SET TASK → Review the listing and copy each line that holds the word "strap".

------------------------------------------------------------------------

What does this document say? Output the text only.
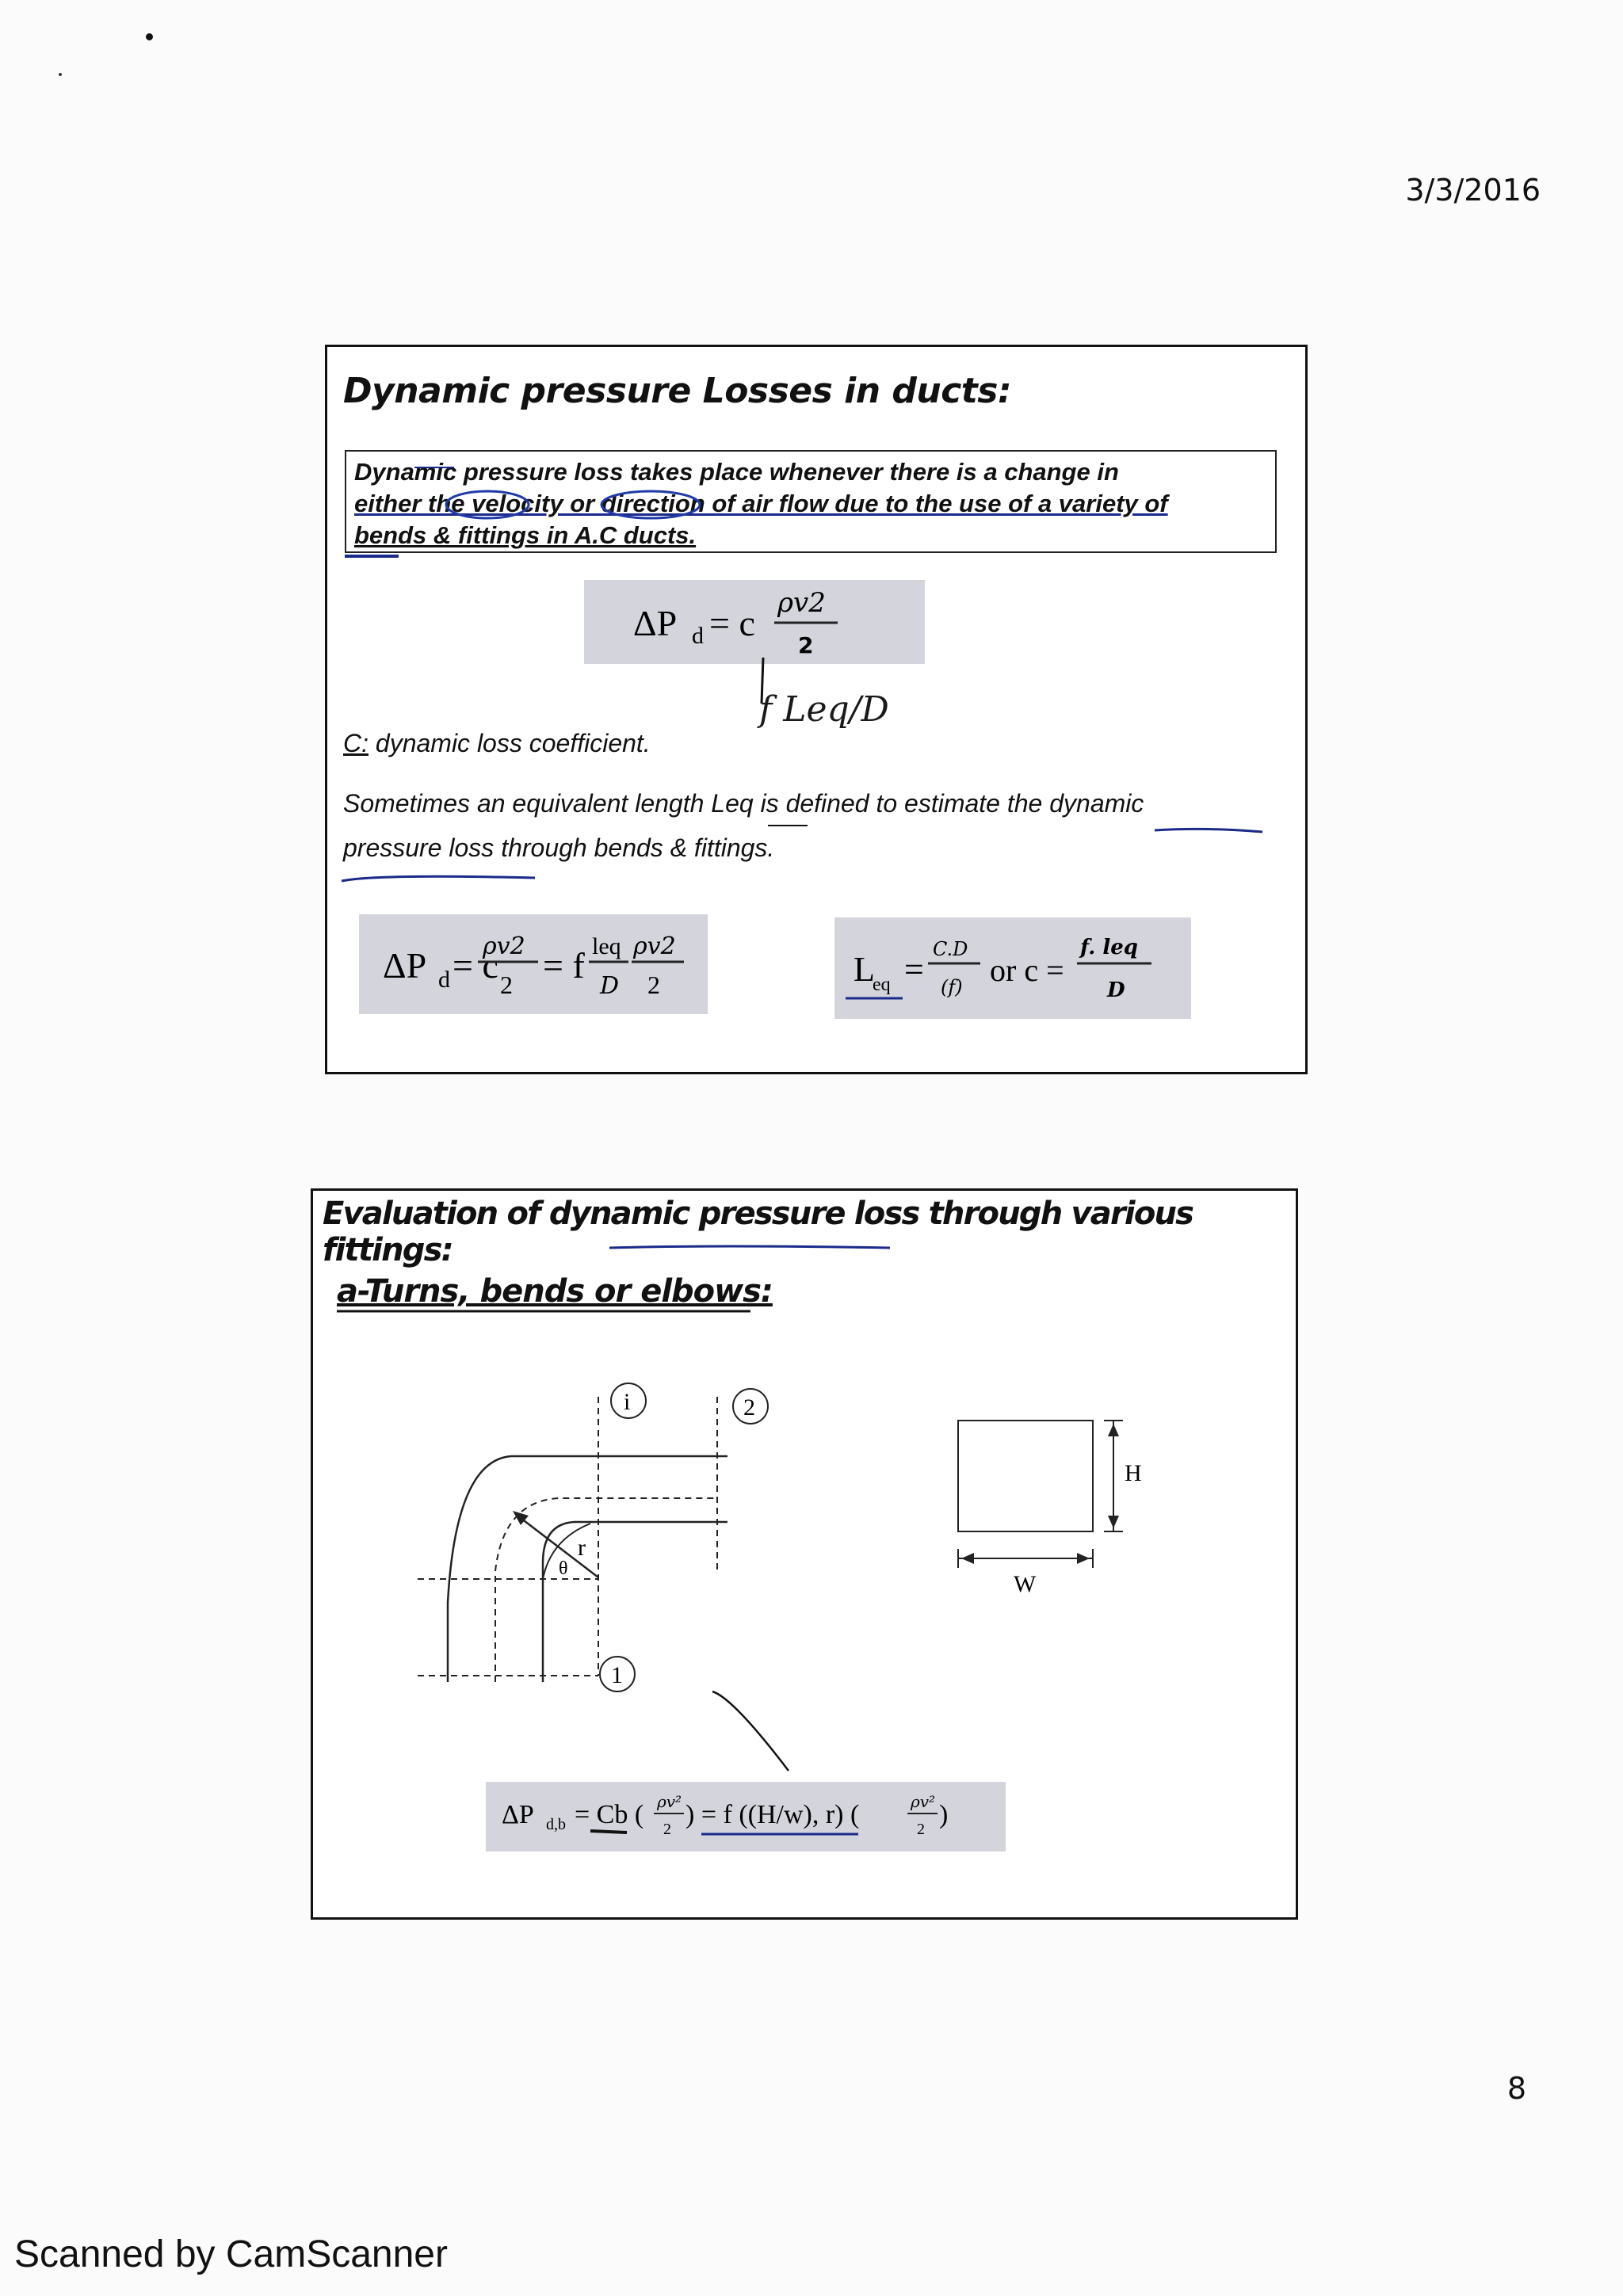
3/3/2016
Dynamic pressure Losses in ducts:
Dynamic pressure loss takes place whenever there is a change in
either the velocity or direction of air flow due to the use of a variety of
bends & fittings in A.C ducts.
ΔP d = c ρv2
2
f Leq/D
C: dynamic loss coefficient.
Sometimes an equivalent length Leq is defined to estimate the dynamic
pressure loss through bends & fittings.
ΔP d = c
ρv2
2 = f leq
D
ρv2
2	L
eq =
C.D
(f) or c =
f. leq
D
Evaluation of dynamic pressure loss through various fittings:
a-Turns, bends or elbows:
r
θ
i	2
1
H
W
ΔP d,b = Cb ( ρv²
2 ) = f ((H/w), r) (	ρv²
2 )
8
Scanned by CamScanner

------------------------------------------------------------------------

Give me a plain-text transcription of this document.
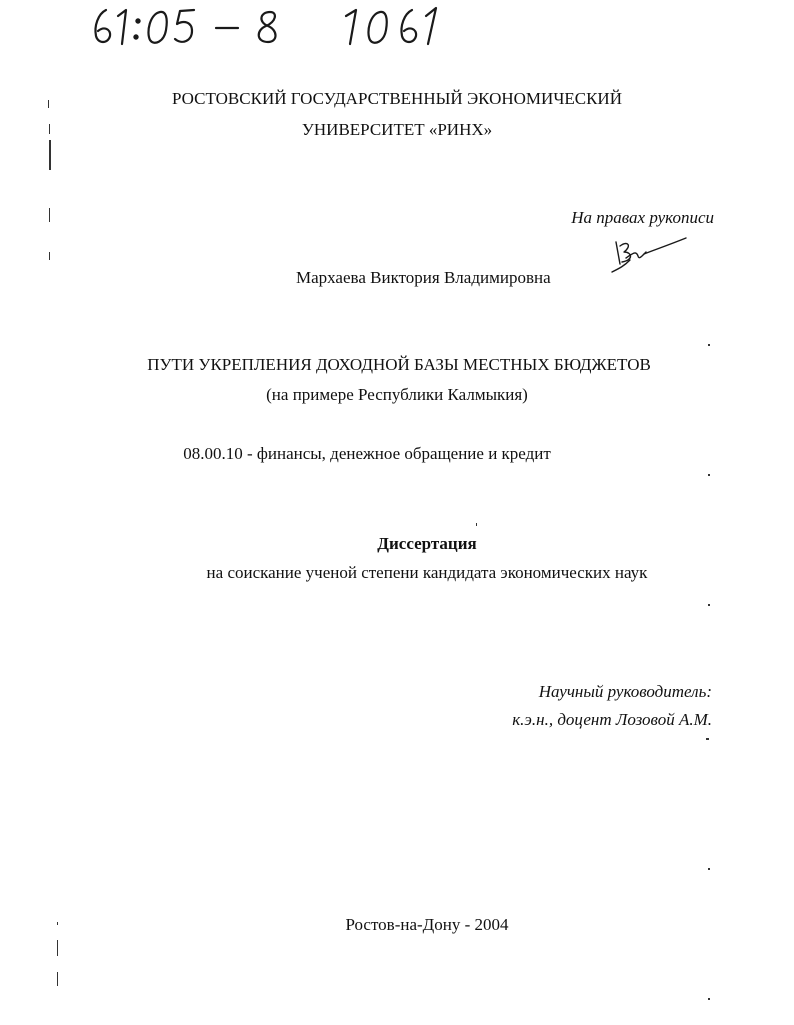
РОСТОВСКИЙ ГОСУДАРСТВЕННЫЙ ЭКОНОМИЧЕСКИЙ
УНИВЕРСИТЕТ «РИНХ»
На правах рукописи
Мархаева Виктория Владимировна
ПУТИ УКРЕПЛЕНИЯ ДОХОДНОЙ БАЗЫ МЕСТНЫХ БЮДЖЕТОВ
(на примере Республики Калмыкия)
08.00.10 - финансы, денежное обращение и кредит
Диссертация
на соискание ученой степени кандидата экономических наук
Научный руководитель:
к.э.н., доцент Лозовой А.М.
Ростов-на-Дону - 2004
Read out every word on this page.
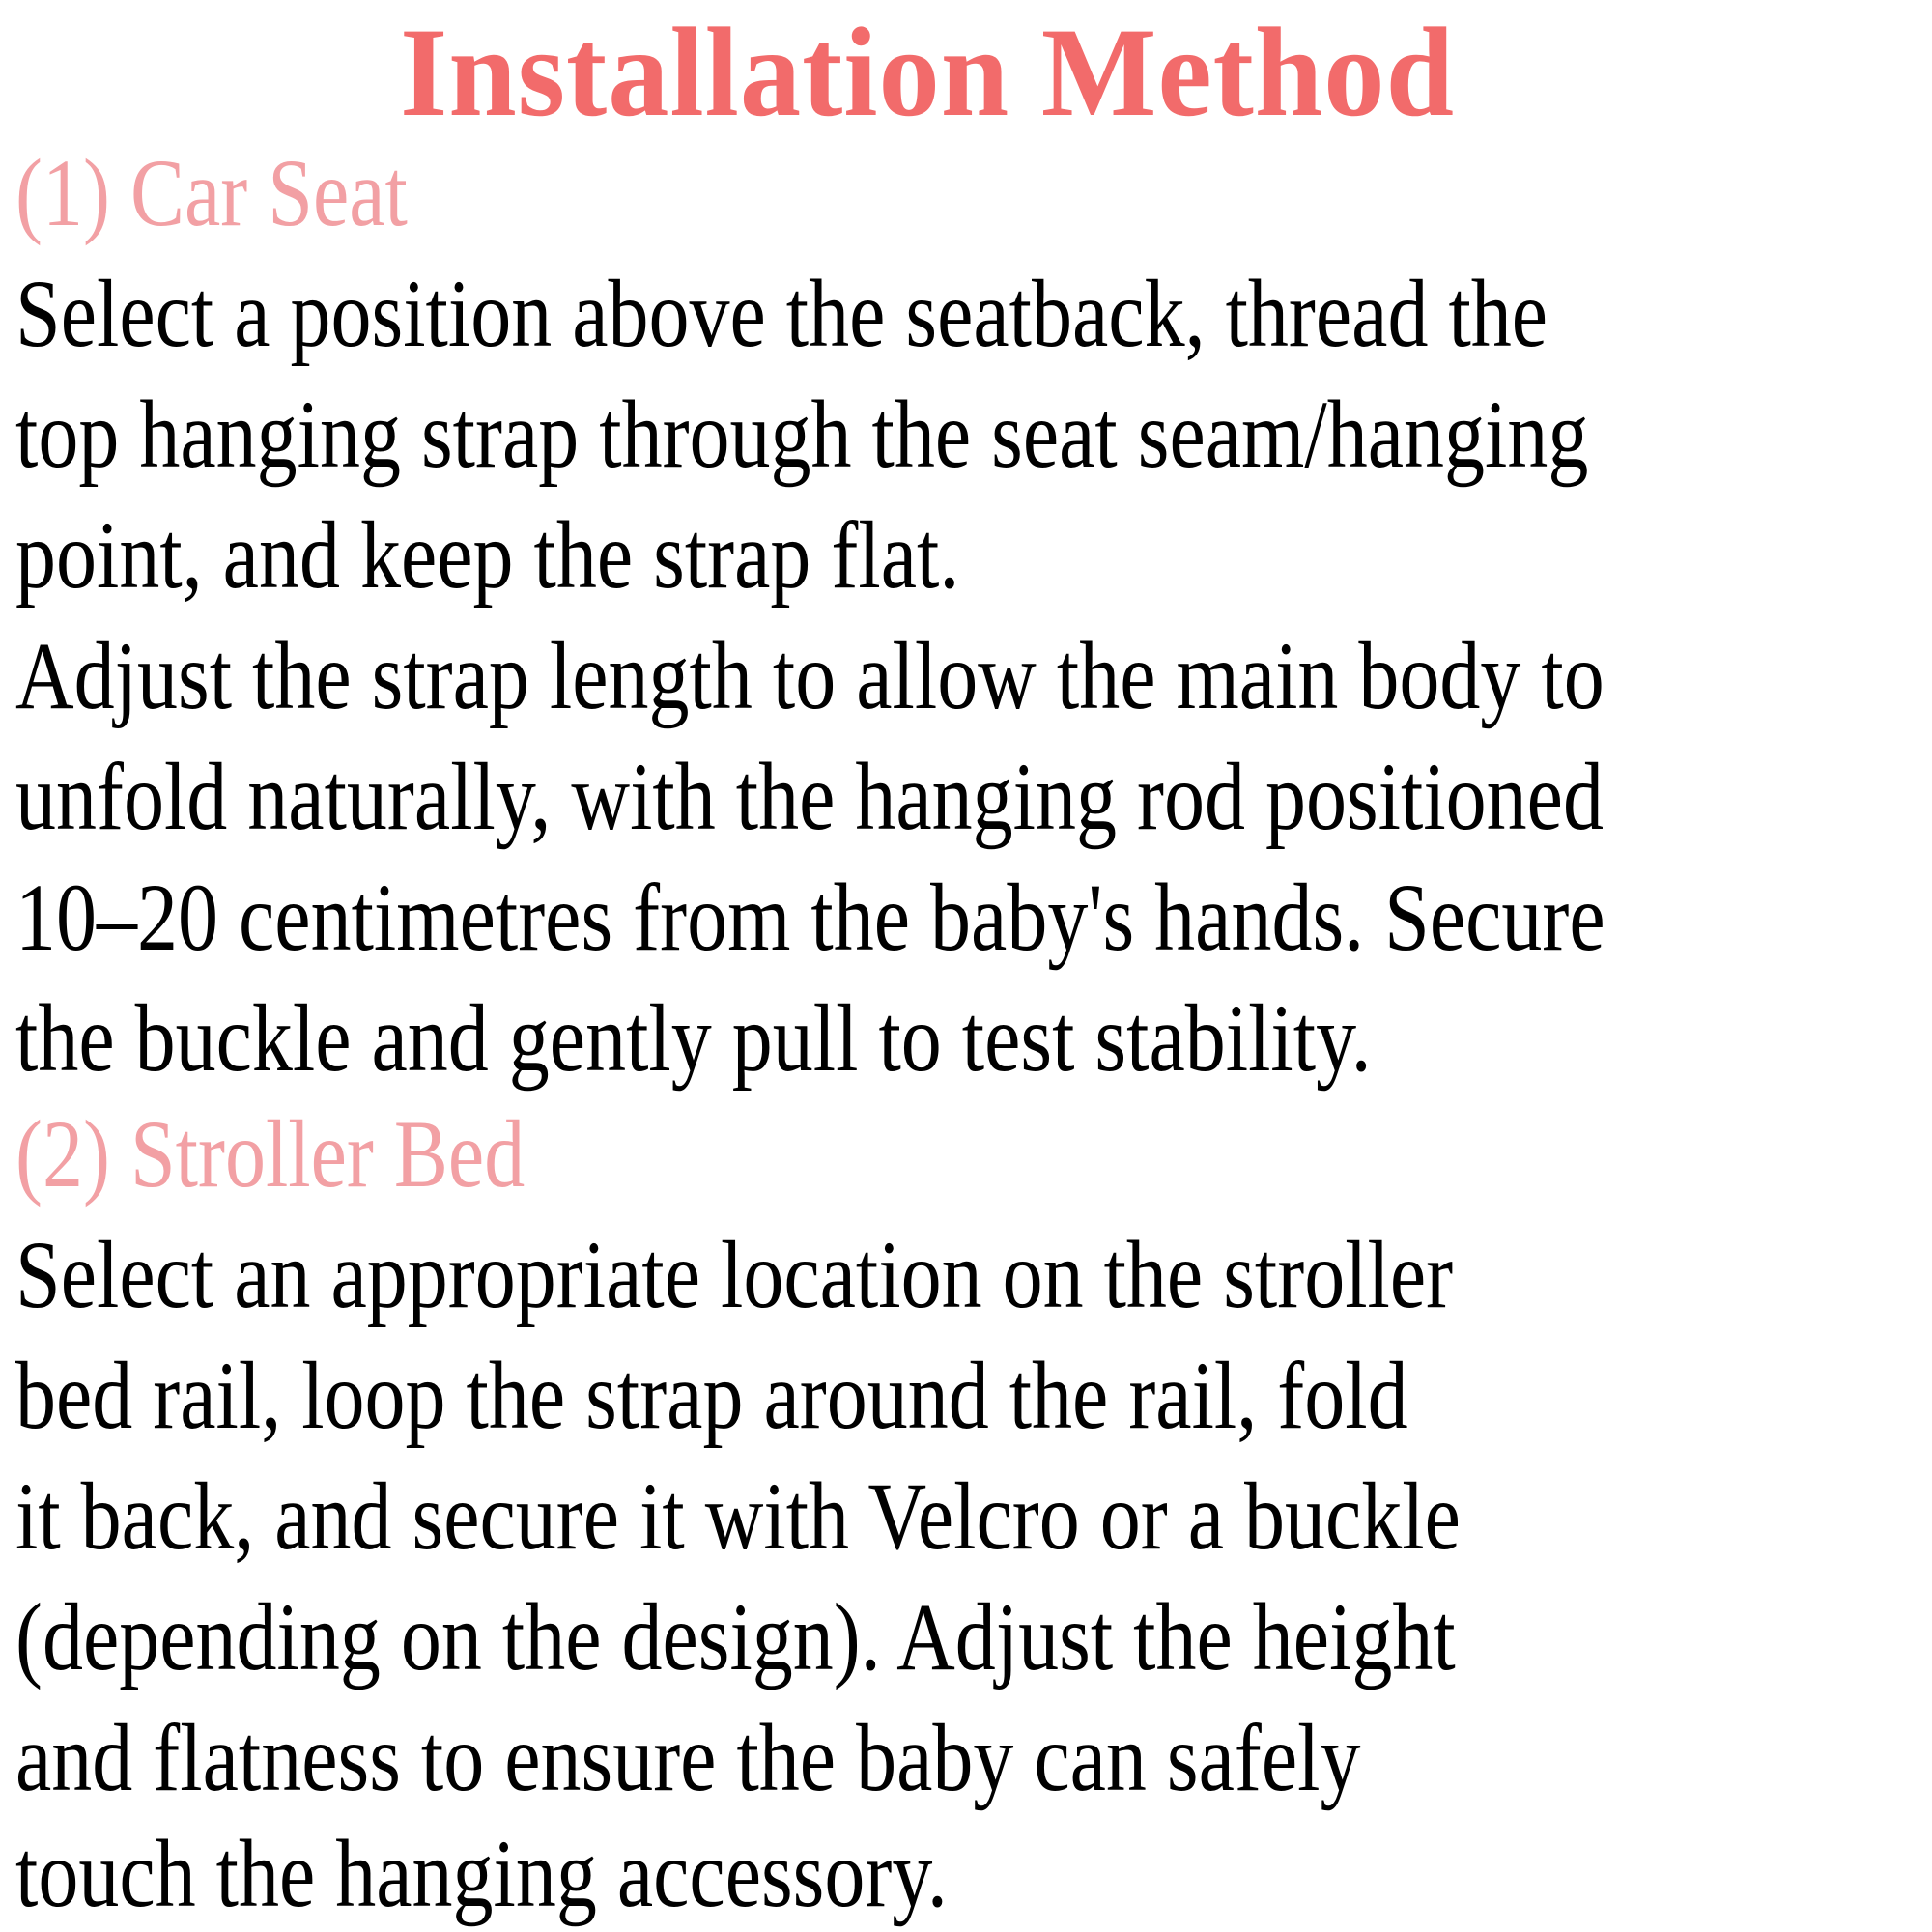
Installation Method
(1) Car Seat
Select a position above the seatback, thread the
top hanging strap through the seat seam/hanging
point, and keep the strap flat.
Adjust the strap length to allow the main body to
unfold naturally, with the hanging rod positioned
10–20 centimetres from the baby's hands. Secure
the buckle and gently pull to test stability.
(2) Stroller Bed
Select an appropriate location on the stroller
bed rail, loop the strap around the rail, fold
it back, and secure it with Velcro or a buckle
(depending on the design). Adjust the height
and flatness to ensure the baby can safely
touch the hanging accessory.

------------------------------------------------------------------------

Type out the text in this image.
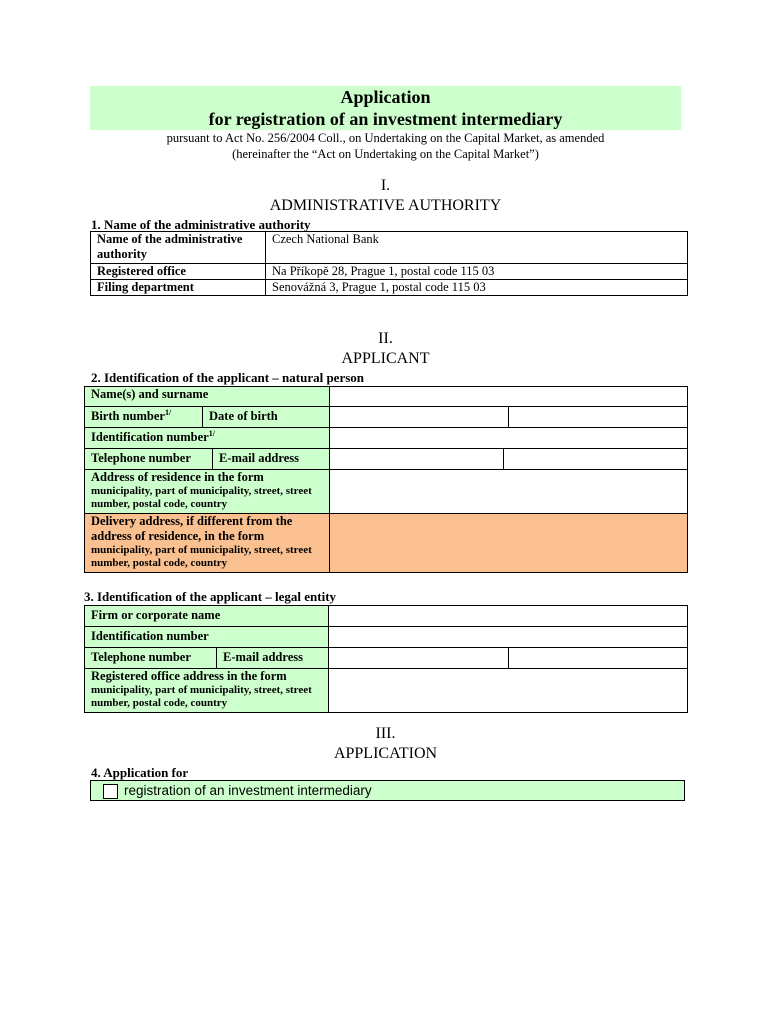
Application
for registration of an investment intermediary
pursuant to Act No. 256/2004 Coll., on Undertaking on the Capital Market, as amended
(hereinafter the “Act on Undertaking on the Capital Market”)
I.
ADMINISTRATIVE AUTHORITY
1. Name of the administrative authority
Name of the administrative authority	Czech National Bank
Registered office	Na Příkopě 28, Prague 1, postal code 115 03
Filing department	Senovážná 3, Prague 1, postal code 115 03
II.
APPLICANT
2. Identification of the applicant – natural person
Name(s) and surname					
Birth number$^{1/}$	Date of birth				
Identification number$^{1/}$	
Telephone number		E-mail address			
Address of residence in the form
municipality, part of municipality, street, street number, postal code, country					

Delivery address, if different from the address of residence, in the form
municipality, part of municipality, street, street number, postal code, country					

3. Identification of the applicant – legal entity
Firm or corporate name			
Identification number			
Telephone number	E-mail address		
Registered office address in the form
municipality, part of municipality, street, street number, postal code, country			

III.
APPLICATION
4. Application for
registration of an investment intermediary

------------------------------------------------------------------------

COMPLETE OUTPUT →
top hanging strap through the seat seam/hanging
point, and keep the strap flat.
Adjust the strap length to allow the main body to
bed rail, loop the strap around the rail, fold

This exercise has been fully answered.